Entries taken from a collection

━━━━━━━━

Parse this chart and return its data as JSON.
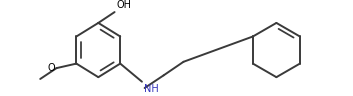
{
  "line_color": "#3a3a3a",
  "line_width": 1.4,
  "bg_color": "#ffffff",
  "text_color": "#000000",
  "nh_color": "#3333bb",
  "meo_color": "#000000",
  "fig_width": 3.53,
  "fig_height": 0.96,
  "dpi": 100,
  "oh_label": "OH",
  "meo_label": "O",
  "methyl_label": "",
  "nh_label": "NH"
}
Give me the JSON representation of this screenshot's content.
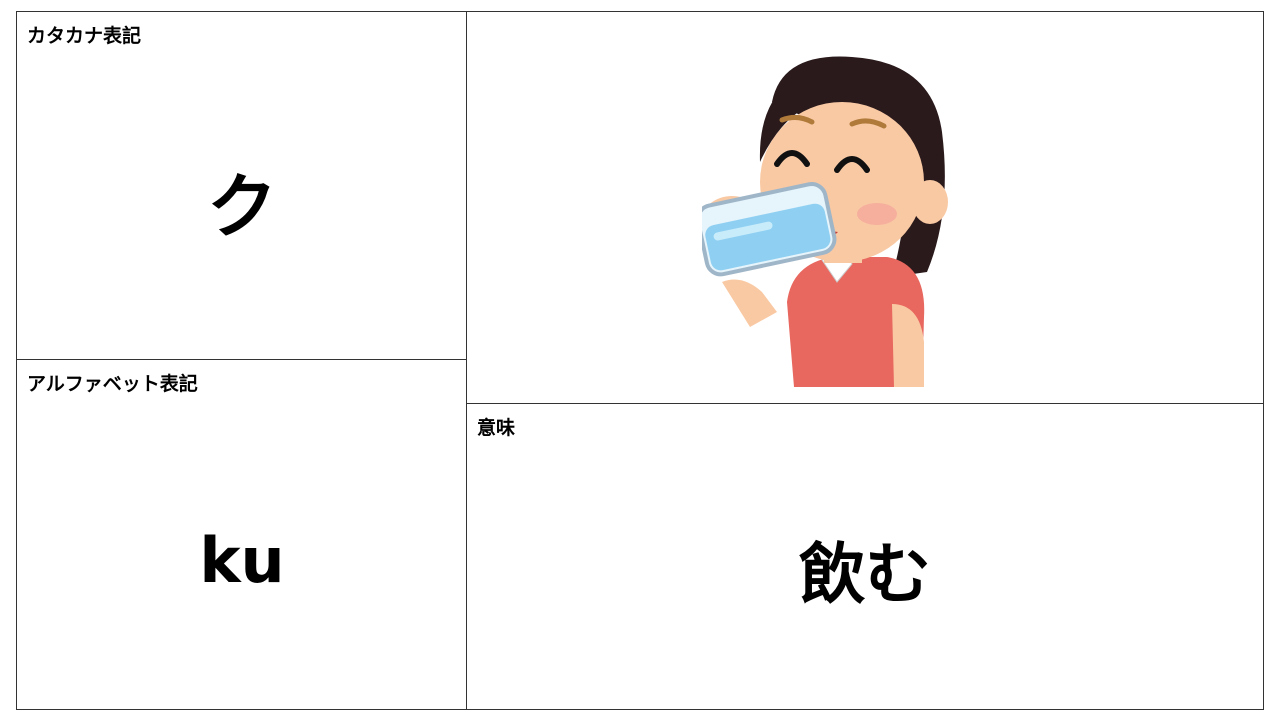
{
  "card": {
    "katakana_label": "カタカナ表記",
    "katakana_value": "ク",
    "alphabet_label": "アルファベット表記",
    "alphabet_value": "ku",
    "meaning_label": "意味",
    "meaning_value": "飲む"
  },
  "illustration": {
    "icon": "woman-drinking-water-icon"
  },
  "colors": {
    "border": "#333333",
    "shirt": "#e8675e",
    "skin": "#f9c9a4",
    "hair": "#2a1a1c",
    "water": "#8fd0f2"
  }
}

━━━━━━━━

• [Problem statement] Nothing but the pictures may be dropped; output the records above exactly.

• [Exercise solution]
Parse this chart and return its data as JSON.
{
  "line_color": "#3a3a3a",
  "line_width": 1.4,
  "bg_color": "#ffffff",
  "text_color": "#000000",
  "nh_color": "#3333bb",
  "meo_color": "#000000",
  "fig_width": 3.53,
  "fig_height": 0.96,
  "dpi": 100,
  "oh_label": "OH",
  "meo_label": "O",
  "methyl_label": "",
  "nh_label": "NH"
}
Give me the JSON representation of this screenshot's content.
{
  "card": {
    "katakana_label": "カタカナ表記",
    "katakana_value": "ク",
    "alphabet_label": "アルファベット表記",
    "alphabet_value": "ku",
    "meaning_label": "意味",
    "meaning_value": "飲む"
  },
  "illustration": {
    "icon": "woman-drinking-water-icon"
  },
  "colors": {
    "border": "#333333",
    "shirt": "#e8675e",
    "skin": "#f9c9a4",
    "hair": "#2a1a1c",
    "water": "#8fd0f2"
  }
}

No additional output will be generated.